* start *
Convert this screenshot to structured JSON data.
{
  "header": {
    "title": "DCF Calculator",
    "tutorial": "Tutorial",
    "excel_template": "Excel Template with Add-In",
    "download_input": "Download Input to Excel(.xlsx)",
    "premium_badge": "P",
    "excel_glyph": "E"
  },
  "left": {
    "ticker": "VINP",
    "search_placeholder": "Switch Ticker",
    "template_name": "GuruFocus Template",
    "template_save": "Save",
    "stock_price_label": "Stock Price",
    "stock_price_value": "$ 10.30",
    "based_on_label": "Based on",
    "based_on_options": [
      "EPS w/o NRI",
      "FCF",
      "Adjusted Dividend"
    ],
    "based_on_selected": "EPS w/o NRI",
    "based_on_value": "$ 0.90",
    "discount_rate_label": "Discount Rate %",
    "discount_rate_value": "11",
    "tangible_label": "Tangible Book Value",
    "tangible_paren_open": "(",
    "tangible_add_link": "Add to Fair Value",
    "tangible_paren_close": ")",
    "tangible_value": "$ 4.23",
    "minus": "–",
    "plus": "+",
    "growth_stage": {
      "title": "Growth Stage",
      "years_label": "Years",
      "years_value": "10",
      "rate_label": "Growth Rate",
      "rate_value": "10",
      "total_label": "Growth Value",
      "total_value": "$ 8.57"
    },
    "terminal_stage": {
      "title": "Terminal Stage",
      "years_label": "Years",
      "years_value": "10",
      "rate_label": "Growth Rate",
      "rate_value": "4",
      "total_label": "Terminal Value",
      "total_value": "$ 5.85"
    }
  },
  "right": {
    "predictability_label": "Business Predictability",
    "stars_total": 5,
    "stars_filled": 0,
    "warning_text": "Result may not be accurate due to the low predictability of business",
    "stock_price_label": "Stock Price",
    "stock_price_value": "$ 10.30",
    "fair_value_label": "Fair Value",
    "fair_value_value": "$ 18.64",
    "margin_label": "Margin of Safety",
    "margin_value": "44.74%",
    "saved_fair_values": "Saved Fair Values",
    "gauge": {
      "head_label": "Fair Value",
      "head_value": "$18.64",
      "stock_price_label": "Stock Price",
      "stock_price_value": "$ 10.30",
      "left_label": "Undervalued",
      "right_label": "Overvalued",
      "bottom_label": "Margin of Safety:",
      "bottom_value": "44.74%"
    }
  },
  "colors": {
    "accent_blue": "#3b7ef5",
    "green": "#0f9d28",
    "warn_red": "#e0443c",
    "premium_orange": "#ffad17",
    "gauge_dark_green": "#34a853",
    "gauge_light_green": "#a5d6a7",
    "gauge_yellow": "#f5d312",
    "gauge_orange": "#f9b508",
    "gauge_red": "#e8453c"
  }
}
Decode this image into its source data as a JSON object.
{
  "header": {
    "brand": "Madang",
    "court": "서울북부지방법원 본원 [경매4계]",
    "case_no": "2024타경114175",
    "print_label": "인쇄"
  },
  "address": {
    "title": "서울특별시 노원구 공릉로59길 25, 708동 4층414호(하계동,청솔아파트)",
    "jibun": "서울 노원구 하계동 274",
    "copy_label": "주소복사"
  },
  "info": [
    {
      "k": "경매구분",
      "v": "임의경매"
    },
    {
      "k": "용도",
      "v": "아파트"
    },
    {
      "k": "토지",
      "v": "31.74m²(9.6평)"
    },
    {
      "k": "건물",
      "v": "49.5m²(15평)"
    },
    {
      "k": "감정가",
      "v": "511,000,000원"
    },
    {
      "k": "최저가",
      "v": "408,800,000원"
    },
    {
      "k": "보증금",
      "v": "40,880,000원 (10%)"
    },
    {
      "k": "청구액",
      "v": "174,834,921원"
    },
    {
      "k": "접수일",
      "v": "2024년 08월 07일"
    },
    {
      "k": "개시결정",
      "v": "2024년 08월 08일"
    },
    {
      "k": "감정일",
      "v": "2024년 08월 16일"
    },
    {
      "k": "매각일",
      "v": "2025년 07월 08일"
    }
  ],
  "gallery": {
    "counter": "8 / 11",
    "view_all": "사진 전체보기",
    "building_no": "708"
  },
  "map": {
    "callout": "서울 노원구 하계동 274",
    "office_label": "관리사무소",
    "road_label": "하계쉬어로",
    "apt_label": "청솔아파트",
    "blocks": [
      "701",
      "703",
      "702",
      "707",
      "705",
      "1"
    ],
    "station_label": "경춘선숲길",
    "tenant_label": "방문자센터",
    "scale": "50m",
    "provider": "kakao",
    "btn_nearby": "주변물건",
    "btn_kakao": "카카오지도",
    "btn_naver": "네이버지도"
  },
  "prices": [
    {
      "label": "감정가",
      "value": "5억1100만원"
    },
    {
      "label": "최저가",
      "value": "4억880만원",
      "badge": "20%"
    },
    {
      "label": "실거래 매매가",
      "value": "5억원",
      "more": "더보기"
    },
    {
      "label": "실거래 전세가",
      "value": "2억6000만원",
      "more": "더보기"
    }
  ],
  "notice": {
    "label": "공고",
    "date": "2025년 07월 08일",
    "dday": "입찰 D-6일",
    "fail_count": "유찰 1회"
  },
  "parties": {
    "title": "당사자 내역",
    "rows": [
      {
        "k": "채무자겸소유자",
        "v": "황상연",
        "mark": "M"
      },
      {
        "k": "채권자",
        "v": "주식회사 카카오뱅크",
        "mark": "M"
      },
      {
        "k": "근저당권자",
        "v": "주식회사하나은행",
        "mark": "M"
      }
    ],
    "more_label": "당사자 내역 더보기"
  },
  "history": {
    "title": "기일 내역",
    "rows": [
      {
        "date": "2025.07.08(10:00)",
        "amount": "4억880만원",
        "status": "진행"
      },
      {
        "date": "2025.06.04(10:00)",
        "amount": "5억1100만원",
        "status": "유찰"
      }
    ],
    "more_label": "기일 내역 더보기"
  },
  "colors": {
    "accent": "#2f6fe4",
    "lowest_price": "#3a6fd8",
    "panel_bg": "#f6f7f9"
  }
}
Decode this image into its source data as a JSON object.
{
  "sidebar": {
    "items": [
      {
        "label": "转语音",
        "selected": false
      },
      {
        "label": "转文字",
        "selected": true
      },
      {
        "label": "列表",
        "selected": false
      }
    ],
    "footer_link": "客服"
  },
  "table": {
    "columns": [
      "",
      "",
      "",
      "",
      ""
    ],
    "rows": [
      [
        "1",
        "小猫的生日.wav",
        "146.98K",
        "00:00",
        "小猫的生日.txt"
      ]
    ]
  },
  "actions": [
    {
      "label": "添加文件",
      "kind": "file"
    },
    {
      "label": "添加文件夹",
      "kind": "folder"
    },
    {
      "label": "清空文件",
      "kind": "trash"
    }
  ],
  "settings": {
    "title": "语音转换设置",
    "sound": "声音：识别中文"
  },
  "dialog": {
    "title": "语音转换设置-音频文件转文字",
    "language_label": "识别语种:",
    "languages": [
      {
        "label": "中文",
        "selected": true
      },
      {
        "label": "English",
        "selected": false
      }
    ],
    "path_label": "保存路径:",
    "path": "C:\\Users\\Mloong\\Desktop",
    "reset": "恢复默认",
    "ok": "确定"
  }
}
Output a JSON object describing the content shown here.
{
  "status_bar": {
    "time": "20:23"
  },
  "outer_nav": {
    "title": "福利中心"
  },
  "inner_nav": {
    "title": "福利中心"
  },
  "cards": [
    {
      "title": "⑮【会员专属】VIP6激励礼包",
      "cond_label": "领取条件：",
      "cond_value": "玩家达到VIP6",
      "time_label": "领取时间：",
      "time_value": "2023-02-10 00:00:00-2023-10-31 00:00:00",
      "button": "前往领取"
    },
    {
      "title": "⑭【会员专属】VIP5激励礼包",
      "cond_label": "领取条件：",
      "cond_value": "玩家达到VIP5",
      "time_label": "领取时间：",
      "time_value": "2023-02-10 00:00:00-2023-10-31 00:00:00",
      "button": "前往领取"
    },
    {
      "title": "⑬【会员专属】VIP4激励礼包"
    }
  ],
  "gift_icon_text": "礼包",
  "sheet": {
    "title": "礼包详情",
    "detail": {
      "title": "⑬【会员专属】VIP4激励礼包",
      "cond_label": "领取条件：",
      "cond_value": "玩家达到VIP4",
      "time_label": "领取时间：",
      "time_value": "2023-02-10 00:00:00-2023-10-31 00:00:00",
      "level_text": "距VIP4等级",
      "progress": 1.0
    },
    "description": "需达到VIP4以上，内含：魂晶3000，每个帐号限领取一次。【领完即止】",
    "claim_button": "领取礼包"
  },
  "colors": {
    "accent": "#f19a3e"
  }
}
* end *
● **Task prompt**: Which lines hold the word "会员专属"? Copy each of them from the records.

● **Answer to the exercise**:
      "title": "⑮【会员专属】VIP6激励礼包",
      "title": "⑭【会员专属】VIP5激励礼包",
      "title": "⑬【会员专属】VIP4激励礼包"
      "title": "⑬【会员专属】VIP4激励礼包",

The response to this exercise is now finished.